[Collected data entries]

####

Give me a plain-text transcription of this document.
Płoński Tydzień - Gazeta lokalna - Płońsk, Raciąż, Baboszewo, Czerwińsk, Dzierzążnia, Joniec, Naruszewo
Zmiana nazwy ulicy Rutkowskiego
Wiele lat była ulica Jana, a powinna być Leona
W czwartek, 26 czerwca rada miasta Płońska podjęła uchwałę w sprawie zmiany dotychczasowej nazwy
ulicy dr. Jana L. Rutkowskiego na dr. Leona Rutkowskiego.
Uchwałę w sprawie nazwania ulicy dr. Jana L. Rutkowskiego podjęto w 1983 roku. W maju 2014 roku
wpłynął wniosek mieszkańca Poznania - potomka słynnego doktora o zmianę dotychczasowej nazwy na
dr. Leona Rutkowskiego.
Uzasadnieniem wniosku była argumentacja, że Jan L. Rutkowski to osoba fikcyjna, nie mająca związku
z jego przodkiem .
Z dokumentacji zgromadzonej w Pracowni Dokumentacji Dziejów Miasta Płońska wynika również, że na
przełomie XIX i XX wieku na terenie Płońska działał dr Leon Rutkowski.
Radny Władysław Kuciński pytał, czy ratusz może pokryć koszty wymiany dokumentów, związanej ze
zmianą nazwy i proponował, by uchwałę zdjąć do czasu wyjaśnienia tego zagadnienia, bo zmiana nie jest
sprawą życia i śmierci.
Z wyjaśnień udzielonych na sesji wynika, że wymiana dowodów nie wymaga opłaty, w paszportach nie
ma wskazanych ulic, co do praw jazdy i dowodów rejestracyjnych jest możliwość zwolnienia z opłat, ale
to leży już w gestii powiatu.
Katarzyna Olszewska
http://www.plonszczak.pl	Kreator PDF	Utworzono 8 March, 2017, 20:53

####

◆ **TASK INSTRUCTIONS**: In the material above, find each line that contains the word "Rutkowskiego", and select it.

◆ **TASK ANSWER**:
Zmiana nazwy ulicy Rutkowskiego
ulicy dr. Jana L. Rutkowskiego na dr. Leona Rutkowskiego.
Uchwałę w sprawie nazwania ulicy dr. Jana L. Rutkowskiego podjęto w 1983 roku. W maju 2014 roku
dr. Leona Rutkowskiego.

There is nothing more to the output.